## [Instruction]
Check every line below for the string "influencing", and copy the lines that contain it.

## [Excerpted records]
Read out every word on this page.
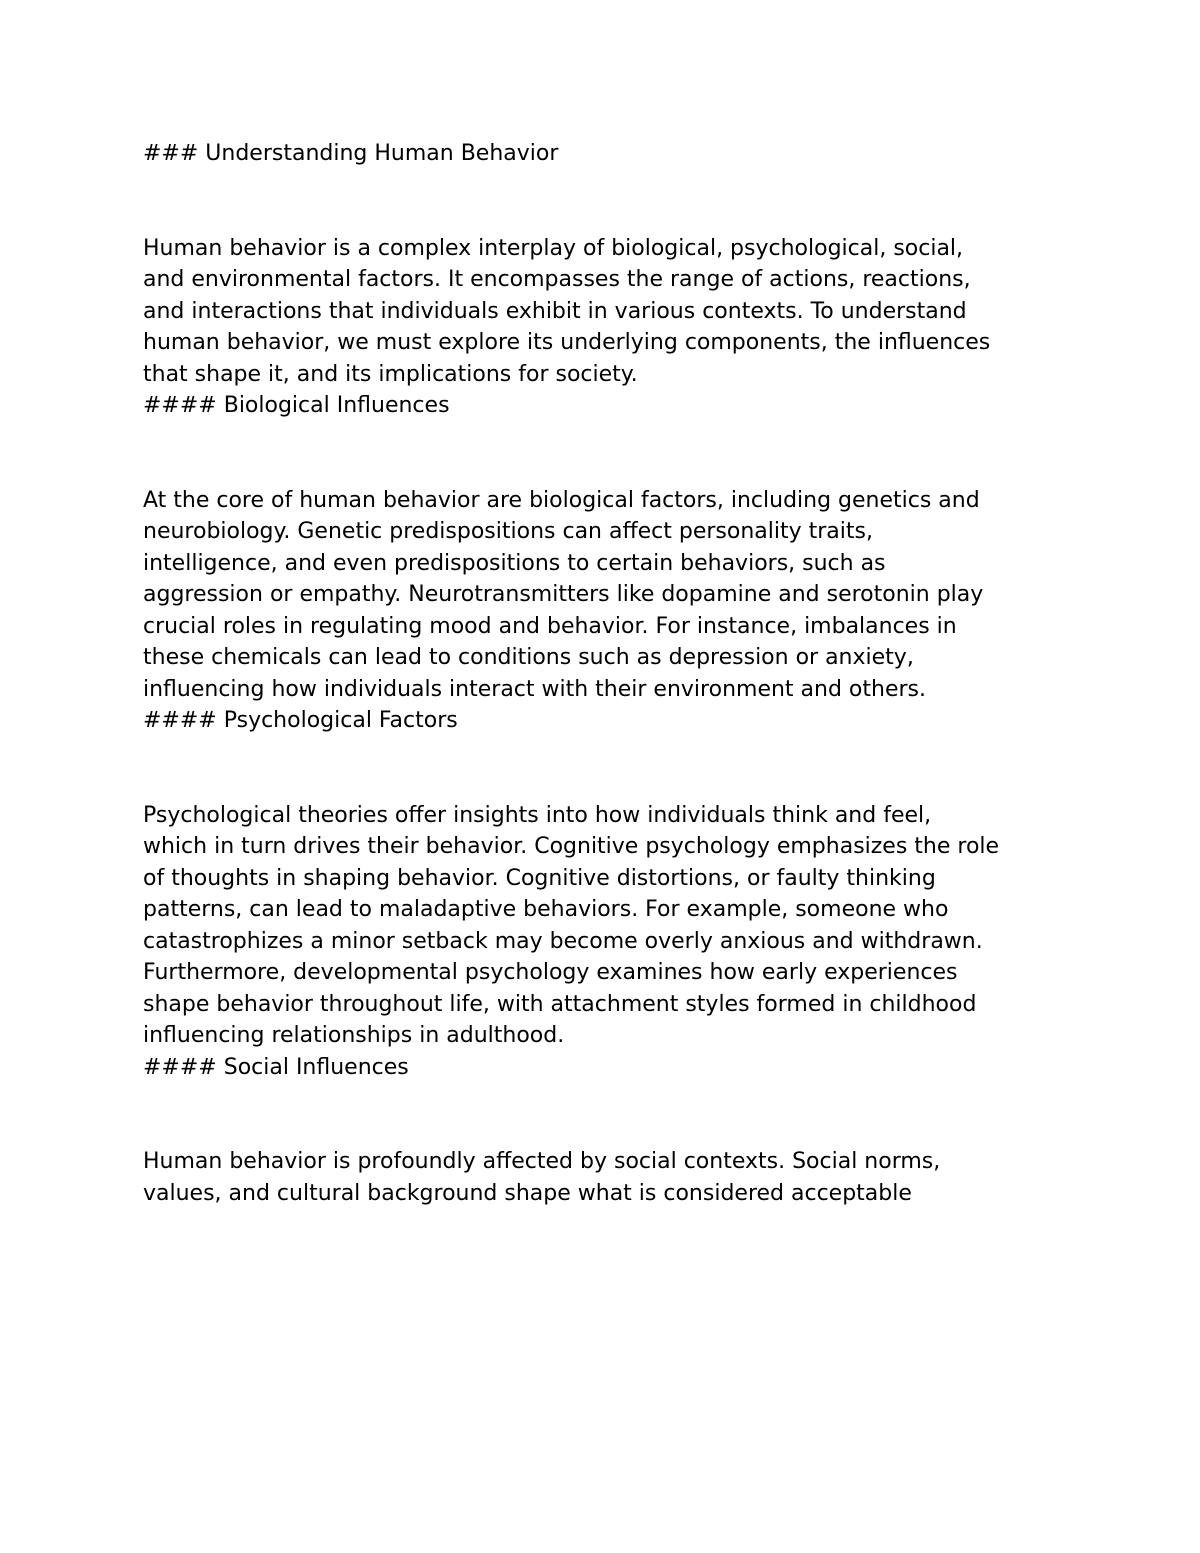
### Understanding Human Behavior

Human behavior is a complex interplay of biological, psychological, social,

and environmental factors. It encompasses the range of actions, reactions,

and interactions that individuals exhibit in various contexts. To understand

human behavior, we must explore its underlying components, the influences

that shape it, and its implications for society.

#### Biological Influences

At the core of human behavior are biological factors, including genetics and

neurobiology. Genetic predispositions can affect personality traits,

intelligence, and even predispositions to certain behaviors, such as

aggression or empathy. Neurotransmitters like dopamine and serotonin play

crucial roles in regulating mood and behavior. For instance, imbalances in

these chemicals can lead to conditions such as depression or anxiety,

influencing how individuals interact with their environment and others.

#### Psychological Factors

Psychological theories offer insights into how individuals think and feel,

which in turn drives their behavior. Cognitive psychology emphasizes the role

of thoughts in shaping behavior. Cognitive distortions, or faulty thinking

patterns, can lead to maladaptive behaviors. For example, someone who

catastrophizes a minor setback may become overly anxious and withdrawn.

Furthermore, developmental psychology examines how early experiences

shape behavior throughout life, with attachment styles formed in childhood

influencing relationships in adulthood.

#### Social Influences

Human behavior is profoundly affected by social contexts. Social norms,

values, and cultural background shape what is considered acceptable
--
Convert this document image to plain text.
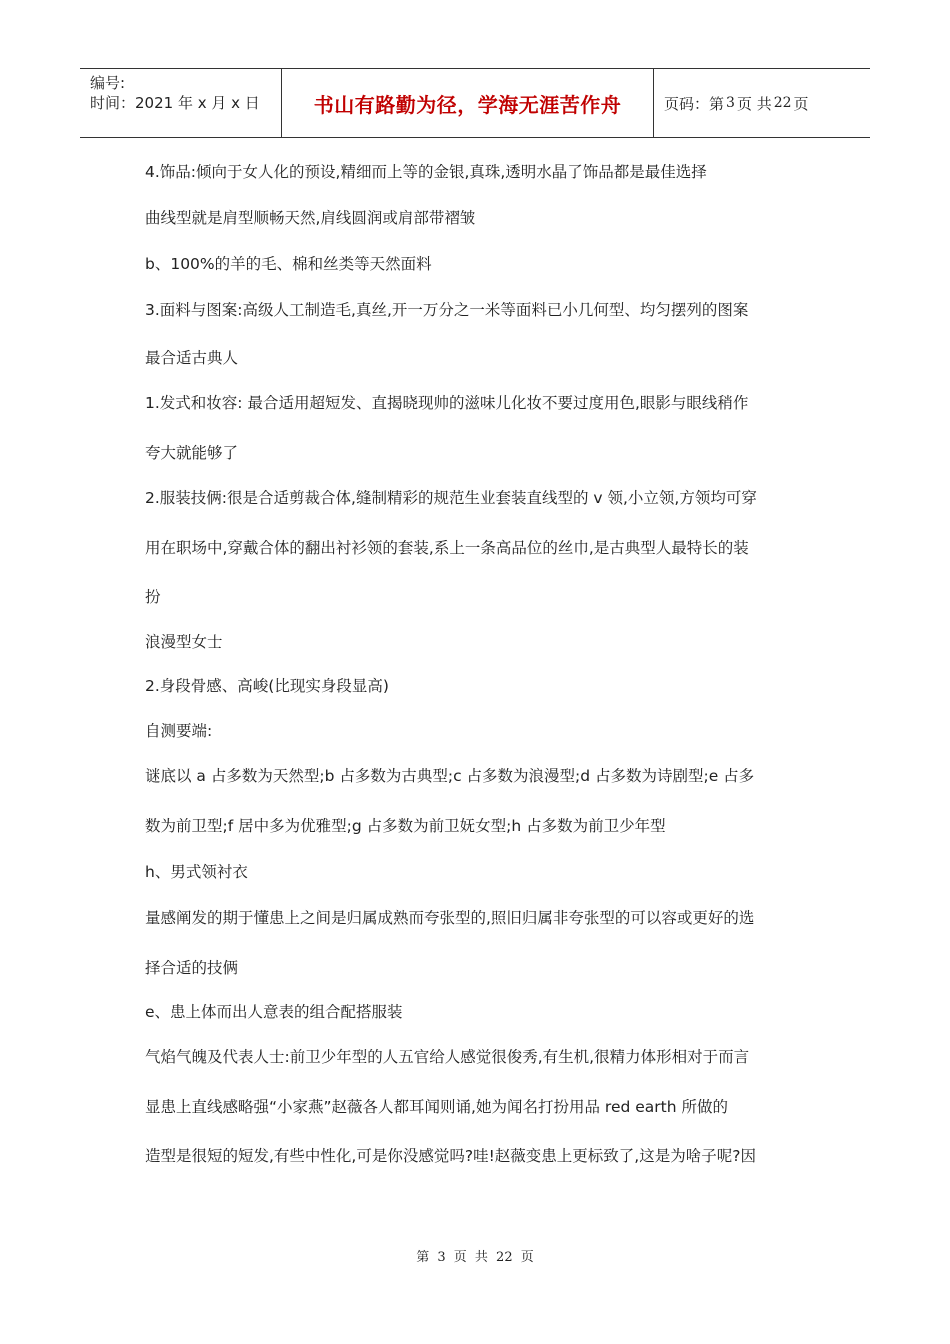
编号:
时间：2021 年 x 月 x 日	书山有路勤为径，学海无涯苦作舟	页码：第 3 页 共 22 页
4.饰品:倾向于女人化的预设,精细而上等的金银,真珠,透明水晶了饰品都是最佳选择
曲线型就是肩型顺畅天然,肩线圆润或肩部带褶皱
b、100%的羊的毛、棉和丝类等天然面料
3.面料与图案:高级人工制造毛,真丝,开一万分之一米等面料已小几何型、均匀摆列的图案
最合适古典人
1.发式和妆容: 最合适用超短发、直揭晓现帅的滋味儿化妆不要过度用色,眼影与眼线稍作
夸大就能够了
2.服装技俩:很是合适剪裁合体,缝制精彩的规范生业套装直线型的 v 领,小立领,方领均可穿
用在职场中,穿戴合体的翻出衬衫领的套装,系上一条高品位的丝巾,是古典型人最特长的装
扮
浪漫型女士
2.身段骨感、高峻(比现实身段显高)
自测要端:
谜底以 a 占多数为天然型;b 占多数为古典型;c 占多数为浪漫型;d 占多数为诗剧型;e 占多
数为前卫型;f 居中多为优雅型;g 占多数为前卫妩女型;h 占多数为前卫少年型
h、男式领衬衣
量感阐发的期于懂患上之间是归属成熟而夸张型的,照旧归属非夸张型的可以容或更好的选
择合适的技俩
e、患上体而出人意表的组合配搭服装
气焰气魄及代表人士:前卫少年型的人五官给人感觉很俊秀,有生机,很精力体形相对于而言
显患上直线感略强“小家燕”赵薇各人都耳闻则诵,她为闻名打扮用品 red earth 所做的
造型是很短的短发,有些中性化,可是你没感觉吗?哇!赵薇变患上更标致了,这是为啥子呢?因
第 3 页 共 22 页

## [Answer]
influencing how individuals interact with their environment and others.
influencing relationships in adulthood.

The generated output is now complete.